**Exercise requirements**
Using the data below, copy every line that contains the word "Silver".

**Dataset extract**
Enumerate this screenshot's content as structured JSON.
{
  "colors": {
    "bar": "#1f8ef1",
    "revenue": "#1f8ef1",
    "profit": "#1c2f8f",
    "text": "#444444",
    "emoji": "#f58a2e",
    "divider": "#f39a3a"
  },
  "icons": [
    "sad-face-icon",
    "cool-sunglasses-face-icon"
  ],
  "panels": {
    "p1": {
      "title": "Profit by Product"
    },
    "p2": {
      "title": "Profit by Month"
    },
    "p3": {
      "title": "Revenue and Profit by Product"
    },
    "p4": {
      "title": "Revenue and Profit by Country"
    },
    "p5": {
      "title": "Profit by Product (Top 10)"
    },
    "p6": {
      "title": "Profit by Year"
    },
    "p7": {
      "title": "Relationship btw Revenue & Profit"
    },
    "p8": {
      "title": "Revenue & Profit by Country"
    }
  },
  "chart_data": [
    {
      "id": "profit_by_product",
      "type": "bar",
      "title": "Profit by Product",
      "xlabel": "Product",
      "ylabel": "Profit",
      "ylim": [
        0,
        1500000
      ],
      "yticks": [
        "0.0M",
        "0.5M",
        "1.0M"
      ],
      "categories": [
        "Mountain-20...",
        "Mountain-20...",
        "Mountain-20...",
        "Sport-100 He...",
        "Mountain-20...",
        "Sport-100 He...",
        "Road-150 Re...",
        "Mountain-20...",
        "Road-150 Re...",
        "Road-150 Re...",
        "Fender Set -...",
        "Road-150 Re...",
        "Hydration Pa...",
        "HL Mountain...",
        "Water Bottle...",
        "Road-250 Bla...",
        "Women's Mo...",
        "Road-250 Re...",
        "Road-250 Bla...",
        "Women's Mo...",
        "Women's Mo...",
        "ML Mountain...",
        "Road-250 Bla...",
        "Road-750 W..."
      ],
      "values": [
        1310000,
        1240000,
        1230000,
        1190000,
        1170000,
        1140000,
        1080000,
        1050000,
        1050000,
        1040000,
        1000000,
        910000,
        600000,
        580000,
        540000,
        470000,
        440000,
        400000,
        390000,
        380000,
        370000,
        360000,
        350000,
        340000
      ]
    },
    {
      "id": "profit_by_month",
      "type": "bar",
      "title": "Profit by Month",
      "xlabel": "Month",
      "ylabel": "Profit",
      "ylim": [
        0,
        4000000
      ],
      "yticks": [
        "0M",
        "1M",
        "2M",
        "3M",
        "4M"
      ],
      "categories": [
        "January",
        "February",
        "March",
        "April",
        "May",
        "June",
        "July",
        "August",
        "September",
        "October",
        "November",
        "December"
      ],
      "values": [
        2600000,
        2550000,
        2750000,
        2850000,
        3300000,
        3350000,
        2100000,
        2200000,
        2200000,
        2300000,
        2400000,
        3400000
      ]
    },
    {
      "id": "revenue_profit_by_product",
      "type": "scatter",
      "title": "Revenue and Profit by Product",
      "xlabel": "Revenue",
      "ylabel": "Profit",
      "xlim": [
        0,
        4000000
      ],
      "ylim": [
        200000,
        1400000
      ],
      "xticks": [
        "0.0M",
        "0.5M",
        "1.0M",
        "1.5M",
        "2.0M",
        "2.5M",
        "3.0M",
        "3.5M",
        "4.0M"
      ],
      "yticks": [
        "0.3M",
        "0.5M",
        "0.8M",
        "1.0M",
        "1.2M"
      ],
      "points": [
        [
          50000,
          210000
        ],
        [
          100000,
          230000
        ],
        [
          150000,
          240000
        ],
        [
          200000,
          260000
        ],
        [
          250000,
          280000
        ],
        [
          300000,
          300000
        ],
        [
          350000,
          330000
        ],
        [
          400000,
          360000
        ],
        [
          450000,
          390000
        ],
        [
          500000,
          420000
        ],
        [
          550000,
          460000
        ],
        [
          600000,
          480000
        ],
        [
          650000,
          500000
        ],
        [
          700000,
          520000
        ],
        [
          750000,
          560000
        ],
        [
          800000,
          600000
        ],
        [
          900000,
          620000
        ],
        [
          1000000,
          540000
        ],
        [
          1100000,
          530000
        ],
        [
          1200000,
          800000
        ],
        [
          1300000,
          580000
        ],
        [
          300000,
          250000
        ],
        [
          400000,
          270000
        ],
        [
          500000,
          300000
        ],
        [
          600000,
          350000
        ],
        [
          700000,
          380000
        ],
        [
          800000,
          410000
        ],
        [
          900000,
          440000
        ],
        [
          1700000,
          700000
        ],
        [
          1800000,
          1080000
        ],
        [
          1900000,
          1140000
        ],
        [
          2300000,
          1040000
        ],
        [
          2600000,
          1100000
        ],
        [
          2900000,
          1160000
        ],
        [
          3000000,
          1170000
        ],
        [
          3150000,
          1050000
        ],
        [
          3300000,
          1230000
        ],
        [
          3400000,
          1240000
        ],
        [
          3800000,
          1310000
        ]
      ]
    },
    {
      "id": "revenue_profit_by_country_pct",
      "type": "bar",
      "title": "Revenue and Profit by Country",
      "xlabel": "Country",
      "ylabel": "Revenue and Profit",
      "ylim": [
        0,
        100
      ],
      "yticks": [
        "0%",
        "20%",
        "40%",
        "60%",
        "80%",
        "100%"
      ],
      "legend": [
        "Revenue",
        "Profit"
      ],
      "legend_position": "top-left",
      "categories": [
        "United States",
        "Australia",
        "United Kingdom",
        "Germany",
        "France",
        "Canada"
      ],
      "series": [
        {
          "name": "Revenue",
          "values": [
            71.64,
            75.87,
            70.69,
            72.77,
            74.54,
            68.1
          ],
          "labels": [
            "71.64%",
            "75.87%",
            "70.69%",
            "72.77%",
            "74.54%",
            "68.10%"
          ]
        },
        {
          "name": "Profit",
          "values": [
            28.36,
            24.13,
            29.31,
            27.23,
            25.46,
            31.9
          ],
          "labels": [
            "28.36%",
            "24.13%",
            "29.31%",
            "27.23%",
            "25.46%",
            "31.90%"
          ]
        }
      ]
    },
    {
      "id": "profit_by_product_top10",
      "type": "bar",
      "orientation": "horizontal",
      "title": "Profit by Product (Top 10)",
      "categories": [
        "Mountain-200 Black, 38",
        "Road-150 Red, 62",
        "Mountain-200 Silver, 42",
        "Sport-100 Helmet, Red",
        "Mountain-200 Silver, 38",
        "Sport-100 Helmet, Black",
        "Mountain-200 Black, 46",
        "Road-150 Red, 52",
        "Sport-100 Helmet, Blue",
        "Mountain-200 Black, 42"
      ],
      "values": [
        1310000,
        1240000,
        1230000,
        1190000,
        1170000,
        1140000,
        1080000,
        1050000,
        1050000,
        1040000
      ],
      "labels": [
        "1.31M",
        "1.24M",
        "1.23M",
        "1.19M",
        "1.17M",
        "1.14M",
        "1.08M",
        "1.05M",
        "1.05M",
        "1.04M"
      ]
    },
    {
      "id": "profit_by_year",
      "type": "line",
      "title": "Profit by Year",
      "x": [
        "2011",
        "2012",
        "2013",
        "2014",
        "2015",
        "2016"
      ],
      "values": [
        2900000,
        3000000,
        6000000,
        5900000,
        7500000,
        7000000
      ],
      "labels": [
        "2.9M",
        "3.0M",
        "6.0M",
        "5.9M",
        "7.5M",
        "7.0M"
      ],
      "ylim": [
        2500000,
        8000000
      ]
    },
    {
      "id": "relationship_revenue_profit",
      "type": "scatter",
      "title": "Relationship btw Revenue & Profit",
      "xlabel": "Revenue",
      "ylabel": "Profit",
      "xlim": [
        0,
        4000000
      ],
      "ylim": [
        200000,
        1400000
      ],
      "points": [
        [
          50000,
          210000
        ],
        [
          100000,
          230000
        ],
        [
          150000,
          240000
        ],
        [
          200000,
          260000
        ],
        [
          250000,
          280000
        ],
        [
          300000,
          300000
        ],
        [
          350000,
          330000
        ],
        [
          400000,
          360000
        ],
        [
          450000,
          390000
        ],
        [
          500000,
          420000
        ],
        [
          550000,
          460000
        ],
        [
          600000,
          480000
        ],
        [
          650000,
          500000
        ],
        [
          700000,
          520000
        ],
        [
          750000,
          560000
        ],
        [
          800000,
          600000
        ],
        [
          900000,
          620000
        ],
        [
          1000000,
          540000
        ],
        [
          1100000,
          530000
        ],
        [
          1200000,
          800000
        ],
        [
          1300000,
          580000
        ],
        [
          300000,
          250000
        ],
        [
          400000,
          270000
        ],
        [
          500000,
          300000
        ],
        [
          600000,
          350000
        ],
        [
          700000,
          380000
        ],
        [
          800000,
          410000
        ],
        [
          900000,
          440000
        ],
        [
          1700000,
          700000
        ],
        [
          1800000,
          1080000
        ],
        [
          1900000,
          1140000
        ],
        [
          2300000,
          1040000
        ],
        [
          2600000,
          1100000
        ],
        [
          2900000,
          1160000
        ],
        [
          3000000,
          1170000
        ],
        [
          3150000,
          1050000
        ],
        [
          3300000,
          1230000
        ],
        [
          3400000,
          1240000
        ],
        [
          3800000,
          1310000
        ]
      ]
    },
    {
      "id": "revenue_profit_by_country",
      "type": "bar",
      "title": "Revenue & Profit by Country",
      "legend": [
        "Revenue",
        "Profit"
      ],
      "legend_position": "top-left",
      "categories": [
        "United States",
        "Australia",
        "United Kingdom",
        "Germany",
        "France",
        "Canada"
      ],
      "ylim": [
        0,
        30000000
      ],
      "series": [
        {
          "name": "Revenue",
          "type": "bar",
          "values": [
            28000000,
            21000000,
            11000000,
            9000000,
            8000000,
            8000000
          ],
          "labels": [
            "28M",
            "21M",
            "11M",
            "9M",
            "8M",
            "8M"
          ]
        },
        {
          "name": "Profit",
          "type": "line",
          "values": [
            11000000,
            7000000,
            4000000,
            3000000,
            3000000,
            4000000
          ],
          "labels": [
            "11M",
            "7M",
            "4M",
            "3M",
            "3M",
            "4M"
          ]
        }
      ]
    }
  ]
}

**The reply**
        "Mountain-200 Silver, 42",
        "Mountain-200 Silver, 38",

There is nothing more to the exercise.